= PROMPT =
Reproduce the entries in full, with no changes.

(Entries taken from a collection)

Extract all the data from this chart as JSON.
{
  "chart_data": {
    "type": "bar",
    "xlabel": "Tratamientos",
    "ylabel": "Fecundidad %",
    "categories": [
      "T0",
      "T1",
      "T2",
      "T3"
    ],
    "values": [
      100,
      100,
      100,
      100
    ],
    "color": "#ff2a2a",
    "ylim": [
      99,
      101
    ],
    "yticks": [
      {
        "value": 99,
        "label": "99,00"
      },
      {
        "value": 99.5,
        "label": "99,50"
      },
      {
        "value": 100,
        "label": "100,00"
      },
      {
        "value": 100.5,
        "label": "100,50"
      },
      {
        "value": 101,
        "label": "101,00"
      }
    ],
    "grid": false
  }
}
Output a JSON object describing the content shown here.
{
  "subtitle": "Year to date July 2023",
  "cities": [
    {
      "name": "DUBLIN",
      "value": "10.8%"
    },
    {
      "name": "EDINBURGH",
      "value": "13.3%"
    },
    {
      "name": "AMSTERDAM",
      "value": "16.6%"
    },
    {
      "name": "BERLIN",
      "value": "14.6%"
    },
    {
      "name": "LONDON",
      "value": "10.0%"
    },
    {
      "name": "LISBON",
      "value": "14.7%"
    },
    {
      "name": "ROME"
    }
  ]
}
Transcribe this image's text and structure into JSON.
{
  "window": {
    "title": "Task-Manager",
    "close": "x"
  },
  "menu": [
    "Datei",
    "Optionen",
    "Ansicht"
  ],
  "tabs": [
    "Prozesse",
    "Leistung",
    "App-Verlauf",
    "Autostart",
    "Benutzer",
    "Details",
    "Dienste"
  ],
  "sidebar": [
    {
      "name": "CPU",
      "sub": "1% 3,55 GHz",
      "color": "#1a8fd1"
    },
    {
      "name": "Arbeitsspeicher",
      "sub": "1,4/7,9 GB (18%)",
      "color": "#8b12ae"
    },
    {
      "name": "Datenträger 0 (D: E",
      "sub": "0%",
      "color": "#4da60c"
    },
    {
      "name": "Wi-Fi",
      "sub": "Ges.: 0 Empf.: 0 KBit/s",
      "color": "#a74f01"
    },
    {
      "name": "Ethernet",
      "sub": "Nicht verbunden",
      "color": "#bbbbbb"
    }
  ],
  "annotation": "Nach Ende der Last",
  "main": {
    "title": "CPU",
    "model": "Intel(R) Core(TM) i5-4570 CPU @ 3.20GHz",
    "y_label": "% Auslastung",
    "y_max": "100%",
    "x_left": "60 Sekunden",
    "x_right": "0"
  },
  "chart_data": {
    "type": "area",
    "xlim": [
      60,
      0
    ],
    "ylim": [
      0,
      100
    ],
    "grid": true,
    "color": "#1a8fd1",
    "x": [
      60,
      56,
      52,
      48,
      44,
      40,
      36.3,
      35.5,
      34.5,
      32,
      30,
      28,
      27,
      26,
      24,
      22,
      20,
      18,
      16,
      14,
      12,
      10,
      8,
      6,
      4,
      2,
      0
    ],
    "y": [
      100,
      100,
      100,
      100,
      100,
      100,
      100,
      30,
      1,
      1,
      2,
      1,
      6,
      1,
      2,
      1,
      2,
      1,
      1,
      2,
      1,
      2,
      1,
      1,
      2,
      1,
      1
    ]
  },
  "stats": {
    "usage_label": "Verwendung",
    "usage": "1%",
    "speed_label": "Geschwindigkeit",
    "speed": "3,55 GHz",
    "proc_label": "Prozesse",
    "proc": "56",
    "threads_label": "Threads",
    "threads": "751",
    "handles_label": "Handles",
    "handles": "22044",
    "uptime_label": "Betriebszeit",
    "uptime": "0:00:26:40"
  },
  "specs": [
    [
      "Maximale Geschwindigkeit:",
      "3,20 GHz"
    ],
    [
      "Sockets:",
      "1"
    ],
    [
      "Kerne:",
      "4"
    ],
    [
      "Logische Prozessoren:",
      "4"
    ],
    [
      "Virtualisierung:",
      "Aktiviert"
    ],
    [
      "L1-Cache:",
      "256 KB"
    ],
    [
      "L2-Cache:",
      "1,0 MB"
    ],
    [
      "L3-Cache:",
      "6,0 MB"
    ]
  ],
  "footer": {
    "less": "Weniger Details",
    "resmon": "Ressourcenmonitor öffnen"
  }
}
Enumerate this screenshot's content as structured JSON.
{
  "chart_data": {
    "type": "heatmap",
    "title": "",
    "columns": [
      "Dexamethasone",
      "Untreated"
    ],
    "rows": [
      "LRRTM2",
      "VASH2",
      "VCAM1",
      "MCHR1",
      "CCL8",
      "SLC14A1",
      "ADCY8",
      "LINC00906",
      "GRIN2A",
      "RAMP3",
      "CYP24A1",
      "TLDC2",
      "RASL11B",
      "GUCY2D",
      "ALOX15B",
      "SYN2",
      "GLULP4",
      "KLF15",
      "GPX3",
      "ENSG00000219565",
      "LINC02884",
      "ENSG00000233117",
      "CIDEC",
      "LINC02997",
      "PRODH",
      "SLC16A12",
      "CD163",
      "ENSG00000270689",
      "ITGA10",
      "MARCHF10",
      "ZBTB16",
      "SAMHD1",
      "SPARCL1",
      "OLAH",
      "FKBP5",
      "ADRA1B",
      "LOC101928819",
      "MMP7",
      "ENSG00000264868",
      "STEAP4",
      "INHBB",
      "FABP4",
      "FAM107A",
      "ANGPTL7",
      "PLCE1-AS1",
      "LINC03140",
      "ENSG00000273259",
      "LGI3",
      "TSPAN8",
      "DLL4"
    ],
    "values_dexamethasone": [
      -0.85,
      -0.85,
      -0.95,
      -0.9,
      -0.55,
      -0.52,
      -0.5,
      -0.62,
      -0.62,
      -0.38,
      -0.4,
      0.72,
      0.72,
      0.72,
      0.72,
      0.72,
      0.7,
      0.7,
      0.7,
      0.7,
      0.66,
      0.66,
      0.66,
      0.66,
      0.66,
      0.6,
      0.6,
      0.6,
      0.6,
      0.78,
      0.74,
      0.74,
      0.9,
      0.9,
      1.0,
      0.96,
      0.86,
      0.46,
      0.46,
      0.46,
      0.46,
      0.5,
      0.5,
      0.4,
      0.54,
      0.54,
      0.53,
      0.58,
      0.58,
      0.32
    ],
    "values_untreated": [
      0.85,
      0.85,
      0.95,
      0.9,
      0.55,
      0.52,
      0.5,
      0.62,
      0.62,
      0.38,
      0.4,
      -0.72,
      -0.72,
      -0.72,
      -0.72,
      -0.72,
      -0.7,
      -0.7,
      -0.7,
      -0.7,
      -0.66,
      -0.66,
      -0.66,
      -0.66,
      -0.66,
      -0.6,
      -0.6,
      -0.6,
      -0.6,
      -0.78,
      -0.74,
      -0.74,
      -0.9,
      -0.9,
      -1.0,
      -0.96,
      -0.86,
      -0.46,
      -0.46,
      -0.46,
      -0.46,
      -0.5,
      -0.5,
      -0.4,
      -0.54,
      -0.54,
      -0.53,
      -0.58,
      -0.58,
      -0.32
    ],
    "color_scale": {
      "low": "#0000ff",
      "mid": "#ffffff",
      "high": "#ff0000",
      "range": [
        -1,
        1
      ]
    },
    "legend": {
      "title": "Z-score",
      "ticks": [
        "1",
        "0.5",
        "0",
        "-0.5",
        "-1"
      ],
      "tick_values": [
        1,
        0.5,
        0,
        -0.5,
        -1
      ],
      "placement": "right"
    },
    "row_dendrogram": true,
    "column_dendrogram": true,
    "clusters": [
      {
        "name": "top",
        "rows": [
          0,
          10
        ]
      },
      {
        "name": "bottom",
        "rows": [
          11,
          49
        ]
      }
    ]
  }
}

= SOLVED EXERCISE =
Extract all the data from this chart as JSON.
{
  "chart_data": {
    "type": "bar",
    "xlabel": "Tratamientos",
    "ylabel": "Fecundidad %",
    "categories": [
      "T0",
      "T1",
      "T2",
      "T3"
    ],
    "values": [
      100,
      100,
      100,
      100
    ],
    "color": "#ff2a2a",
    "ylim": [
      99,
      101
    ],
    "yticks": [
      {
        "value": 99,
        "label": "99,00"
      },
      {
        "value": 99.5,
        "label": "99,50"
      },
      {
        "value": 100,
        "label": "100,00"
      },
      {
        "value": 100.5,
        "label": "100,50"
      },
      {
        "value": 101,
        "label": "101,00"
      }
    ],
    "grid": false
  }
}
Output a JSON object describing the content shown here.
{
  "subtitle": "Year to date July 2023",
  "cities": [
    {
      "name": "DUBLIN",
      "value": "10.8%"
    },
    {
      "name": "EDINBURGH",
      "value": "13.3%"
    },
    {
      "name": "AMSTERDAM",
      "value": "16.6%"
    },
    {
      "name": "BERLIN",
      "value": "14.6%"
    },
    {
      "name": "LONDON",
      "value": "10.0%"
    },
    {
      "name": "LISBON",
      "value": "14.7%"
    },
    {
      "name": "ROME"
    }
  ]
}
Transcribe this image's text and structure into JSON.
{
  "window": {
    "title": "Task-Manager",
    "close": "x"
  },
  "menu": [
    "Datei",
    "Optionen",
    "Ansicht"
  ],
  "tabs": [
    "Prozesse",
    "Leistung",
    "App-Verlauf",
    "Autostart",
    "Benutzer",
    "Details",
    "Dienste"
  ],
  "sidebar": [
    {
      "name": "CPU",
      "sub": "1% 3,55 GHz",
      "color": "#1a8fd1"
    },
    {
      "name": "Arbeitsspeicher",
      "sub": "1,4/7,9 GB (18%)",
      "color": "#8b12ae"
    },
    {
      "name": "Datenträger 0 (D: E",
      "sub": "0%",
      "color": "#4da60c"
    },
    {
      "name": "Wi-Fi",
      "sub": "Ges.: 0 Empf.: 0 KBit/s",
      "color": "#a74f01"
    },
    {
      "name": "Ethernet",
      "sub": "Nicht verbunden",
      "color": "#bbbbbb"
    }
  ],
  "annotation": "Nach Ende der Last",
  "main": {
    "title": "CPU",
    "model": "Intel(R) Core(TM) i5-4570 CPU @ 3.20GHz",
    "y_label": "% Auslastung",
    "y_max": "100%",
    "x_left": "60 Sekunden",
    "x_right": "0"
  },
  "chart_data": {
    "type": "area",
    "xlim": [
      60,
      0
    ],
    "ylim": [
      0,
      100
    ],
    "grid": true,
    "color": "#1a8fd1",
    "x": [
      60,
      56,
      52,
      48,
      44,
      40,
      36.3,
      35.5,
      34.5,
      32,
      30,
      28,
      27,
      26,
      24,
      22,
      20,
      18,
      16,
      14,
      12,
      10,
      8,
      6,
      4,
      2,
      0
    ],
    "y": [
      100,
      100,
      100,
      100,
      100,
      100,
      100,
      30,
      1,
      1,
      2,
      1,
      6,
      1,
      2,
      1,
      2,
      1,
      1,
      2,
      1,
      2,
      1,
      1,
      2,
      1,
      1
    ]
  },
  "stats": {
    "usage_label": "Verwendung",
    "usage": "1%",
    "speed_label": "Geschwindigkeit",
    "speed": "3,55 GHz",
    "proc_label": "Prozesse",
    "proc": "56",
    "threads_label": "Threads",
    "threads": "751",
    "handles_label": "Handles",
    "handles": "22044",
    "uptime_label": "Betriebszeit",
    "uptime": "0:00:26:40"
  },
  "specs": [
    [
      "Maximale Geschwindigkeit:",
      "3,20 GHz"
    ],
    [
      "Sockets:",
      "1"
    ],
    [
      "Kerne:",
      "4"
    ],
    [
      "Logische Prozessoren:",
      "4"
    ],
    [
      "Virtualisierung:",
      "Aktiviert"
    ],
    [
      "L1-Cache:",
      "256 KB"
    ],
    [
      "L2-Cache:",
      "1,0 MB"
    ],
    [
      "L3-Cache:",
      "6,0 MB"
    ]
  ],
  "footer": {
    "less": "Weniger Details",
    "resmon": "Ressourcenmonitor öffnen"
  }
}
Enumerate this screenshot's content as structured JSON.
{
  "chart_data": {
    "type": "heatmap",
    "title": "",
    "columns": [
      "Dexamethasone",
      "Untreated"
    ],
    "rows": [
      "LRRTM2",
      "VASH2",
      "VCAM1",
      "MCHR1",
      "CCL8",
      "SLC14A1",
      "ADCY8",
      "LINC00906",
      "GRIN2A",
      "RAMP3",
      "CYP24A1",
      "TLDC2",
      "RASL11B",
      "GUCY2D",
      "ALOX15B",
      "SYN2",
      "GLULP4",
      "KLF15",
      "GPX3",
      "ENSG00000219565",
      "LINC02884",
      "ENSG00000233117",
      "CIDEC",
      "LINC02997",
      "PRODH",
      "SLC16A12",
      "CD163",
      "ENSG00000270689",
      "ITGA10",
      "MARCHF10",
      "ZBTB16",
      "SAMHD1",
      "SPARCL1",
      "OLAH",
      "FKBP5",
      "ADRA1B",
      "LOC101928819",
      "MMP7",
      "ENSG00000264868",
      "STEAP4",
      "INHBB",
      "FABP4",
      "FAM107A",
      "ANGPTL7",
      "PLCE1-AS1",
      "LINC03140",
      "ENSG00000273259",
      "LGI3",
      "TSPAN8",
      "DLL4"
    ],
    "values_dexamethasone": [
      -0.85,
      -0.85,
      -0.95,
      -0.9,
      -0.55,
      -0.52,
      -0.5,
      -0.62,
      -0.62,
      -0.38,
      -0.4,
      0.72,
      0.72,
      0.72,
      0.72,
      0.72,
      0.7,
      0.7,
      0.7,
      0.7,
      0.66,
      0.66,
      0.66,
      0.66,
      0.66,
      0.6,
      0.6,
      0.6,
      0.6,
      0.78,
      0.74,
      0.74,
      0.9,
      0.9,
      1.0,
      0.96,
      0.86,
      0.46,
      0.46,
      0.46,
      0.46,
      0.5,
      0.5,
      0.4,
      0.54,
      0.54,
      0.53,
      0.58,
      0.58,
      0.32
    ],
    "values_untreated": [
      0.85,
      0.85,
      0.95,
      0.9,
      0.55,
      0.52,
      0.5,
      0.62,
      0.62,
      0.38,
      0.4,
      -0.72,
      -0.72,
      -0.72,
      -0.72,
      -0.72,
      -0.7,
      -0.7,
      -0.7,
      -0.7,
      -0.66,
      -0.66,
      -0.66,
      -0.66,
      -0.66,
      -0.6,
      -0.6,
      -0.6,
      -0.6,
      -0.78,
      -0.74,
      -0.74,
      -0.9,
      -0.9,
      -1.0,
      -0.96,
      -0.86,
      -0.46,
      -0.46,
      -0.46,
      -0.46,
      -0.5,
      -0.5,
      -0.4,
      -0.54,
      -0.54,
      -0.53,
      -0.58,
      -0.58,
      -0.32
    ],
    "color_scale": {
      "low": "#0000ff",
      "mid": "#ffffff",
      "high": "#ff0000",
      "range": [
        -1,
        1
      ]
    },
    "legend": {
      "title": "Z-score",
      "ticks": [
        "1",
        "0.5",
        "0",
        "-0.5",
        "-1"
      ],
      "tick_values": [
        1,
        0.5,
        0,
        -0.5,
        -1
      ],
      "placement": "right"
    },
    "row_dendrogram": true,
    "column_dendrogram": true,
    "clusters": [
      {
        "name": "top",
        "rows": [
          0,
          10
        ]
      },
      {
        "name": "bottom",
        "rows": [
          11,
          49
        ]
      }
    ]
  }
}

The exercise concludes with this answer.